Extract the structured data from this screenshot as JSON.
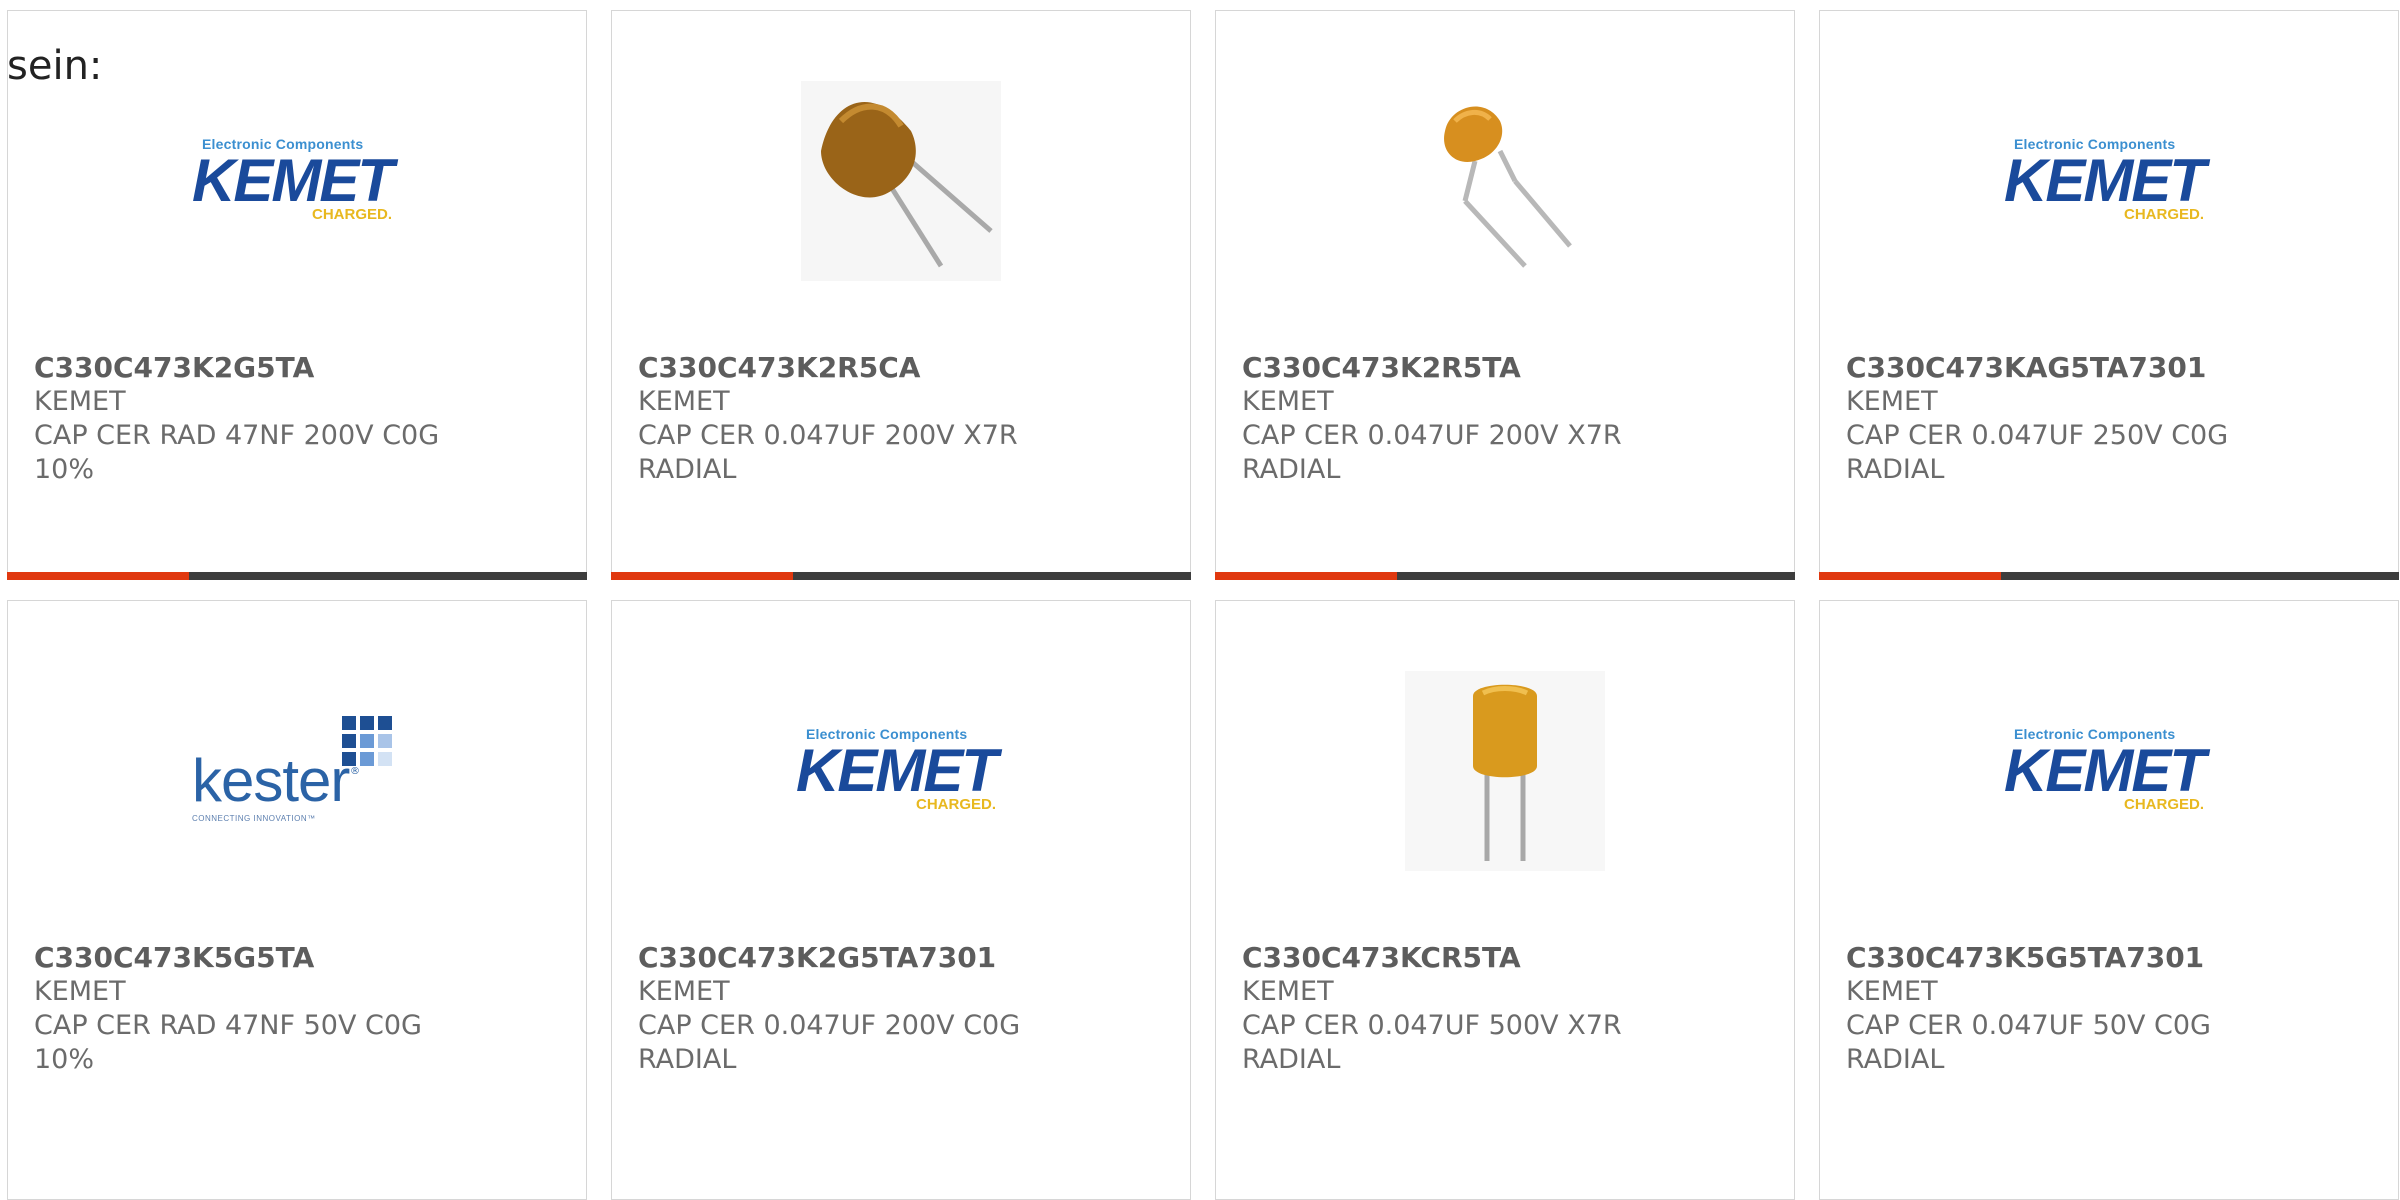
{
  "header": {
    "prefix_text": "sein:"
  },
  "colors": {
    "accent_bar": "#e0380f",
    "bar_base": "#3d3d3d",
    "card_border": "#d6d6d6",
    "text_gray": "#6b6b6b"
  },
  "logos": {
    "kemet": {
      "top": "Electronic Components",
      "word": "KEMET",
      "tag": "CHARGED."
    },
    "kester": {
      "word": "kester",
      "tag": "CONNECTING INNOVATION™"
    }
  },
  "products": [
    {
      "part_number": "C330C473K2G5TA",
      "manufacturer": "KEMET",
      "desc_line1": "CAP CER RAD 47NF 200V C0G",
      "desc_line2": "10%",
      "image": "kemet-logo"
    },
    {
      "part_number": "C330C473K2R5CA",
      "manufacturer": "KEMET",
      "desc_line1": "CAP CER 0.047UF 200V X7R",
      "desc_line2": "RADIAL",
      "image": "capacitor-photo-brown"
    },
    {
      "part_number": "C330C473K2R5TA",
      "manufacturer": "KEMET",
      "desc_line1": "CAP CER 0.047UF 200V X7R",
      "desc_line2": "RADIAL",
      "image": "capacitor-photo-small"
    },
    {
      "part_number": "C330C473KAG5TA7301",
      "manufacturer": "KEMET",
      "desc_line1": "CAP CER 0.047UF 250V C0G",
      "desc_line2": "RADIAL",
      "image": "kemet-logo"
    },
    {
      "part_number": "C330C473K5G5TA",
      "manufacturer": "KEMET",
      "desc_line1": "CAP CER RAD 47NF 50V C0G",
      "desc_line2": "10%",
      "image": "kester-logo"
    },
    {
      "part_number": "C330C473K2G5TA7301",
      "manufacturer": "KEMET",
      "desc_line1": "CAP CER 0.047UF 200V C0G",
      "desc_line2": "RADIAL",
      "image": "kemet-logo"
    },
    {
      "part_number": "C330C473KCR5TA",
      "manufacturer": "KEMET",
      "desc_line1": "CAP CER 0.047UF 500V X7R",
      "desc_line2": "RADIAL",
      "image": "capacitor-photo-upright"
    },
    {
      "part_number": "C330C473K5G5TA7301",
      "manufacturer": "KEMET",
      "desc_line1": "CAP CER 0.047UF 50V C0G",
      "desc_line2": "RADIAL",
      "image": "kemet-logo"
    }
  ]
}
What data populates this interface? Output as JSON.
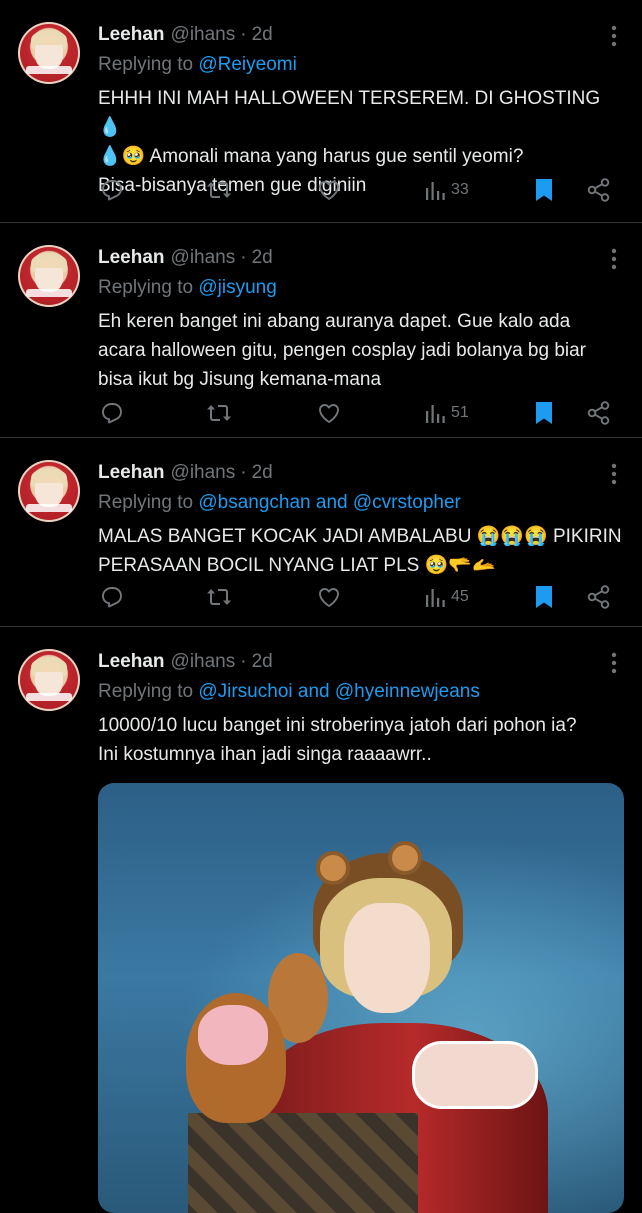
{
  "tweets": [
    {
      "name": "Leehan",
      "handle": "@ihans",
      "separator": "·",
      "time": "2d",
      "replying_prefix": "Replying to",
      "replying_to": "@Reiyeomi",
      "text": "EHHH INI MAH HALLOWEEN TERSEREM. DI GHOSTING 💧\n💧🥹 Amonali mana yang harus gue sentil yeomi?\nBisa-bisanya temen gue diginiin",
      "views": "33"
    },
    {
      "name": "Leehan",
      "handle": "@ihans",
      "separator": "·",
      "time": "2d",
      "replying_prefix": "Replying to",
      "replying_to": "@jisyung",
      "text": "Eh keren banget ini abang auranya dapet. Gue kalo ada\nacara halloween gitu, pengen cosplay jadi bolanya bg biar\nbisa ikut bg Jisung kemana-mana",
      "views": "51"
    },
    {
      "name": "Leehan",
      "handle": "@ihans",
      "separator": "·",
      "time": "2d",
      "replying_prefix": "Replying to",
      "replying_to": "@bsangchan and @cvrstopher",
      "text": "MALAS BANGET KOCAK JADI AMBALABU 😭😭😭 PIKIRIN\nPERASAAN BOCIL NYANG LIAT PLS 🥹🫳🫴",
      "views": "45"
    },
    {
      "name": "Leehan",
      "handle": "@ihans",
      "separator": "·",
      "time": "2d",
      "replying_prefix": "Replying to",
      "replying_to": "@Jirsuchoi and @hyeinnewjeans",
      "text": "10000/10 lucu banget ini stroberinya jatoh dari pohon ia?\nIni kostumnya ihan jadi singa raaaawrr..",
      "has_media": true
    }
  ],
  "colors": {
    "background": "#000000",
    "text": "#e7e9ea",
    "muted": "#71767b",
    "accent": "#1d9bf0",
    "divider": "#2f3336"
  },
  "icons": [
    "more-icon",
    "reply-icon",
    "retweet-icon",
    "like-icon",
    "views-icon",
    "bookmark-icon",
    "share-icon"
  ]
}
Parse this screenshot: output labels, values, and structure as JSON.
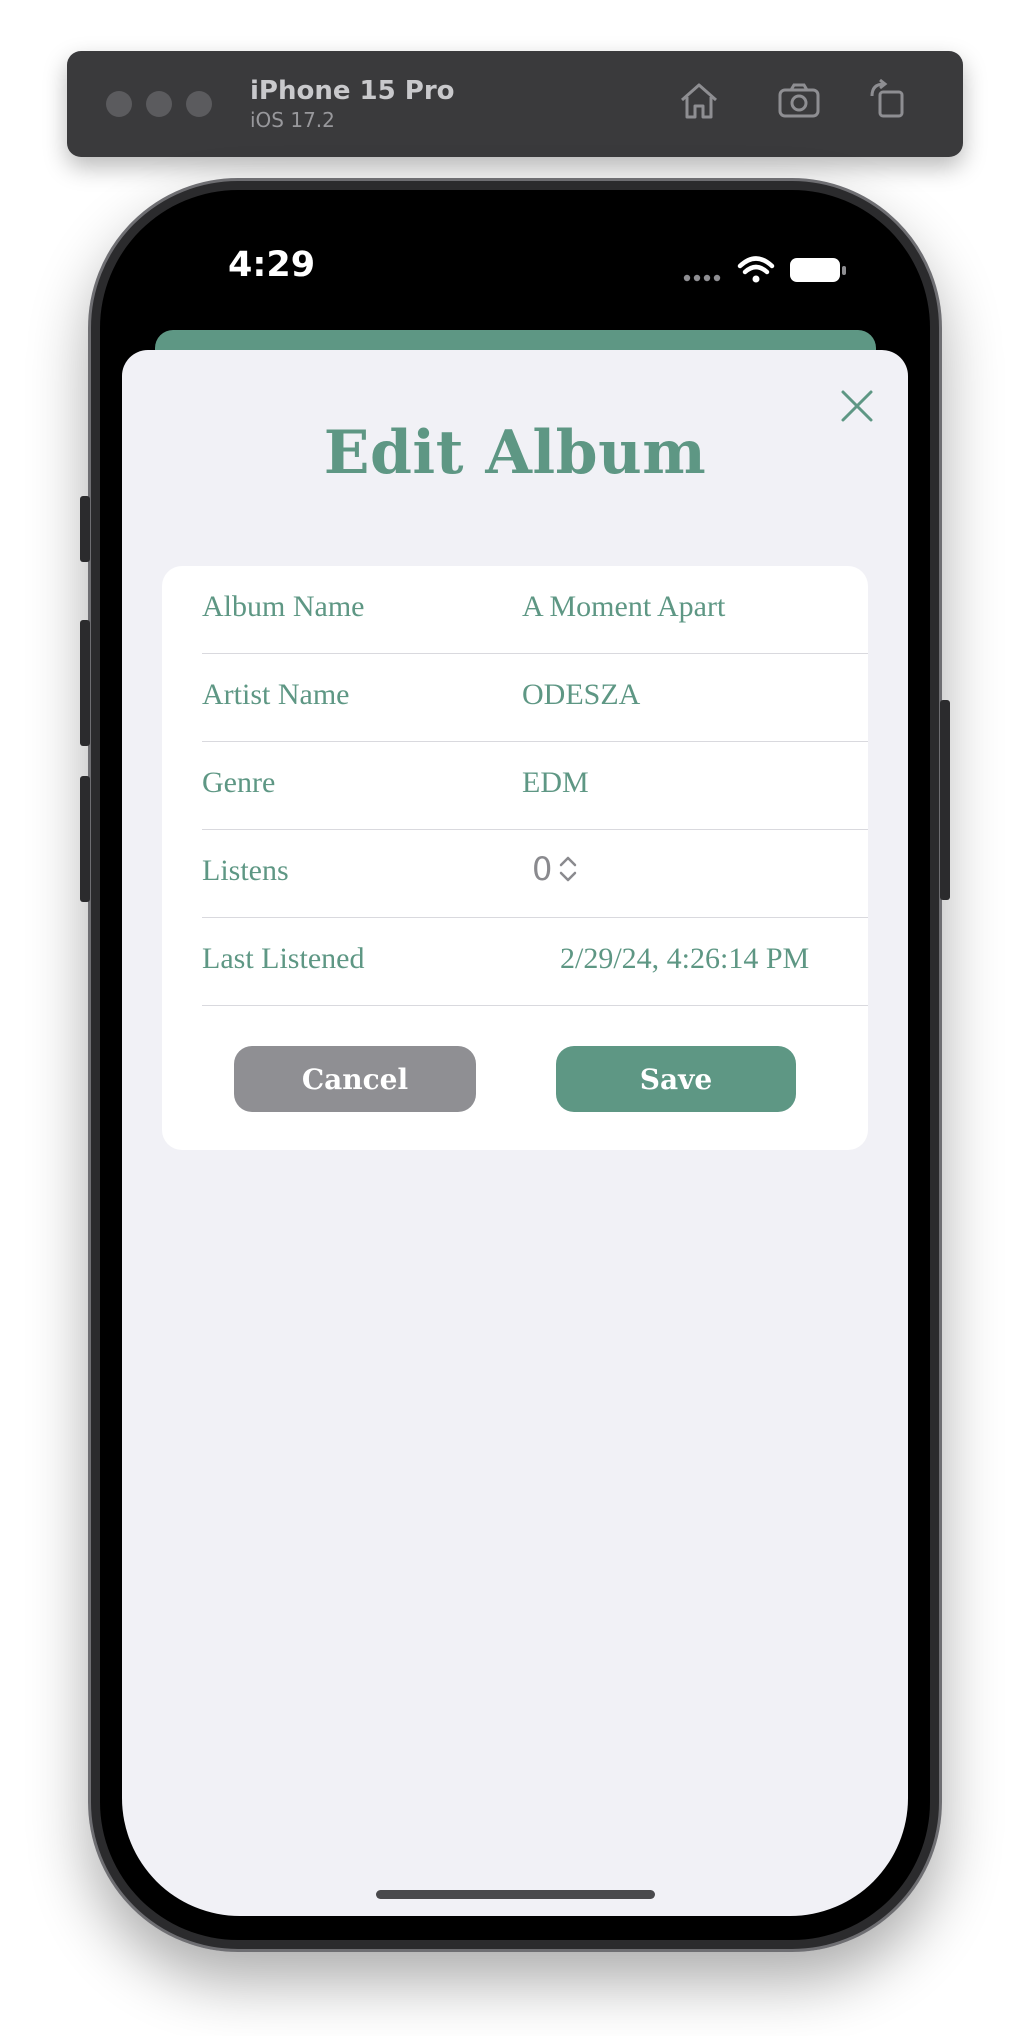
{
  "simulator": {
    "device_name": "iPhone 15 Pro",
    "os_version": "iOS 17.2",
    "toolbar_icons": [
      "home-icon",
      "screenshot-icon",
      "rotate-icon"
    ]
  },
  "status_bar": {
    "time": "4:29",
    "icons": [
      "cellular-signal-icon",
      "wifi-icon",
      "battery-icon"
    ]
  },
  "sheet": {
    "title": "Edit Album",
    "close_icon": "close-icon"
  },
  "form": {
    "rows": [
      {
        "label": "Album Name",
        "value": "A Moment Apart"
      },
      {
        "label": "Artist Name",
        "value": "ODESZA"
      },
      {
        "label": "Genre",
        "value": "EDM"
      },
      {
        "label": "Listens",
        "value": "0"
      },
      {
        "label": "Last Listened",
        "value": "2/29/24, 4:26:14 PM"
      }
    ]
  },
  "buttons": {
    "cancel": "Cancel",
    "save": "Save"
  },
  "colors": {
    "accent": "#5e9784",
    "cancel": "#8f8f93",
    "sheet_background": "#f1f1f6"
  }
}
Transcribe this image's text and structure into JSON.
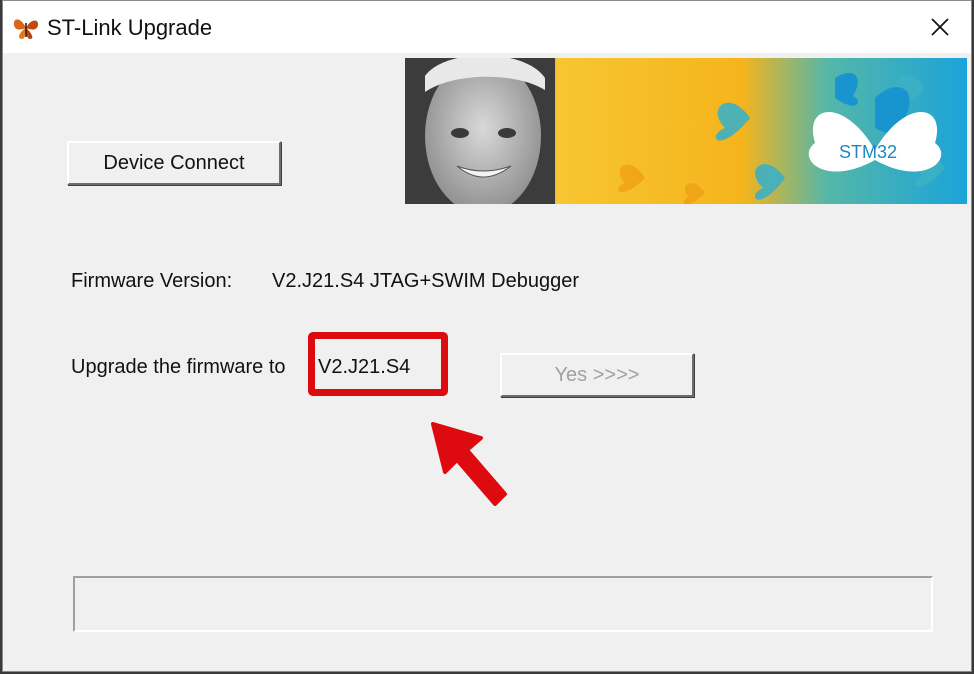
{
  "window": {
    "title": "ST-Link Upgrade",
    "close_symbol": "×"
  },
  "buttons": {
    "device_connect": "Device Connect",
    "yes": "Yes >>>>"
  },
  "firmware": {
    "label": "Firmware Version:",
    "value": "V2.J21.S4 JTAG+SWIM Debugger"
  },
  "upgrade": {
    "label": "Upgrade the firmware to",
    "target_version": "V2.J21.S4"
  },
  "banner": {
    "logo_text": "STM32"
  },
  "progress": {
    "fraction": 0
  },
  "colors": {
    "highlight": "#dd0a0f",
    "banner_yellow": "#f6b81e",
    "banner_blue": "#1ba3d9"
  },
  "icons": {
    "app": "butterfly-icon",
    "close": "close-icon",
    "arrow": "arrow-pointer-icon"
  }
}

**PROBLEM DESCRIPTION:** Leave the pictures out and print the records above exactly as they stand.

**TASK RESPONSE:**
Extract the structured data from this screenshot as JSON.
{
  "header": {
    "prefix_text": "sein:"
  },
  "colors": {
    "accent_bar": "#e0380f",
    "bar_base": "#3d3d3d",
    "card_border": "#d6d6d6",
    "text_gray": "#6b6b6b"
  },
  "logos": {
    "kemet": {
      "top": "Electronic Components",
      "word": "KEMET",
      "tag": "CHARGED."
    },
    "kester": {
      "word": "kester",
      "tag": "CONNECTING INNOVATION™"
    }
  },
  "products": [
    {
      "part_number": "C330C473K2G5TA",
      "manufacturer": "KEMET",
      "desc_line1": "CAP CER RAD 47NF 200V C0G",
      "desc_line2": "10%",
      "image": "kemet-logo"
    },
    {
      "part_number": "C330C473K2R5CA",
      "manufacturer": "KEMET",
      "desc_line1": "CAP CER 0.047UF 200V X7R",
      "desc_line2": "RADIAL",
      "image": "capacitor-photo-brown"
    },
    {
      "part_number": "C330C473K2R5TA",
      "manufacturer": "KEMET",
      "desc_line1": "CAP CER 0.047UF 200V X7R",
      "desc_line2": "RADIAL",
      "image": "capacitor-photo-small"
    },
    {
      "part_number": "C330C473KAG5TA7301",
      "manufacturer": "KEMET",
      "desc_line1": "CAP CER 0.047UF 250V C0G",
      "desc_line2": "RADIAL",
      "image": "kemet-logo"
    },
    {
      "part_number": "C330C473K5G5TA",
      "manufacturer": "KEMET",
      "desc_line1": "CAP CER RAD 47NF 50V C0G",
      "desc_line2": "10%",
      "image": "kester-logo"
    },
    {
      "part_number": "C330C473K2G5TA7301",
      "manufacturer": "KEMET",
      "desc_line1": "CAP CER 0.047UF 200V C0G",
      "desc_line2": "RADIAL",
      "image": "kemet-logo"
    },
    {
      "part_number": "C330C473KCR5TA",
      "manufacturer": "KEMET",
      "desc_line1": "CAP CER 0.047UF 500V X7R",
      "desc_line2": "RADIAL",
      "image": "capacitor-photo-upright"
    },
    {
      "part_number": "C330C473K5G5TA7301",
      "manufacturer": "KEMET",
      "desc_line1": "CAP CER 0.047UF 50V C0G",
      "desc_line2": "RADIAL",
      "image": "kemet-logo"
    }
  ]
}
What data populates this interface? Output as JSON.
{
  "tweets": [
    {
      "name": "Leehan",
      "handle": "@ihans",
      "separator": "·",
      "time": "2d",
      "replying_prefix": "Replying to",
      "replying_to": "@Reiyeomi",
      "text": "EHHH INI MAH HALLOWEEN TERSEREM. DI GHOSTING 💧\n💧🥹 Amonali mana yang harus gue sentil yeomi?\nBisa-bisanya temen gue diginiin",
      "views": "33"
    },
    {
      "name": "Leehan",
      "handle": "@ihans",
      "separator": "·",
      "time": "2d",
      "replying_prefix": "Replying to",
      "replying_to": "@jisyung",
      "text": "Eh keren banget ini abang auranya dapet. Gue kalo ada\nacara halloween gitu, pengen cosplay jadi bolanya bg biar\nbisa ikut bg Jisung kemana-mana",
      "views": "51"
    },
    {
      "name": "Leehan",
      "handle": "@ihans",
      "separator": "·",
      "time": "2d",
      "replying_prefix": "Replying to",
      "replying_to": "@bsangchan and @cvrstopher",
      "text": "MALAS BANGET KOCAK JADI AMBALABU 😭😭😭 PIKIRIN\nPERASAAN BOCIL NYANG LIAT PLS 🥹🫳🫴",
      "views": "45"
    },
    {
      "name": "Leehan",
      "handle": "@ihans",
      "separator": "·",
      "time": "2d",
      "replying_prefix": "Replying to",
      "replying_to": "@Jirsuchoi and @hyeinnewjeans",
      "text": "10000/10 lucu banget ini stroberinya jatoh dari pohon ia?\nIni kostumnya ihan jadi singa raaaawrr..",
      "has_media": true
    }
  ],
  "colors": {
    "background": "#000000",
    "text": "#e7e9ea",
    "muted": "#71767b",
    "accent": "#1d9bf0",
    "divider": "#2f3336"
  },
  "icons": [
    "more-icon",
    "reply-icon",
    "retweet-icon",
    "like-icon",
    "views-icon",
    "bookmark-icon",
    "share-icon"
  ]
}
Parse this screenshot: output labels, values, and structure as JSON.
{
  "simulator": {
    "device_name": "iPhone 15 Pro",
    "os_version": "iOS 17.2",
    "toolbar_icons": [
      "home-icon",
      "screenshot-icon",
      "rotate-icon"
    ]
  },
  "status_bar": {
    "time": "4:29",
    "icons": [
      "cellular-signal-icon",
      "wifi-icon",
      "battery-icon"
    ]
  },
  "sheet": {
    "title": "Edit Album",
    "close_icon": "close-icon"
  },
  "form": {
    "rows": [
      {
        "label": "Album Name",
        "value": "A Moment Apart"
      },
      {
        "label": "Artist Name",
        "value": "ODESZA"
      },
      {
        "label": "Genre",
        "value": "EDM"
      },
      {
        "label": "Listens",
        "value": "0"
      },
      {
        "label": "Last Listened",
        "value": "2/29/24, 4:26:14 PM"
      }
    ]
  },
  "buttons": {
    "cancel": "Cancel",
    "save": "Save"
  },
  "colors": {
    "accent": "#5e9784",
    "cancel": "#8f8f93",
    "sheet_background": "#f1f1f6"
  }
}
Transcribe this image's text and structure into JSON.
{
  "window": {
    "title": "ST-Link Upgrade",
    "close_symbol": "×"
  },
  "buttons": {
    "device_connect": "Device Connect",
    "yes": "Yes >>>>"
  },
  "firmware": {
    "label": "Firmware Version:",
    "value": "V2.J21.S4 JTAG+SWIM Debugger"
  },
  "upgrade": {
    "label": "Upgrade the firmware to",
    "target_version": "V2.J21.S4"
  },
  "banner": {
    "logo_text": "STM32"
  },
  "progress": {
    "fraction": 0
  },
  "colors": {
    "highlight": "#dd0a0f",
    "banner_yellow": "#f6b81e",
    "banner_blue": "#1ba3d9"
  },
  "icons": {
    "app": "butterfly-icon",
    "close": "close-icon",
    "arrow": "arrow-pointer-icon"
  }
}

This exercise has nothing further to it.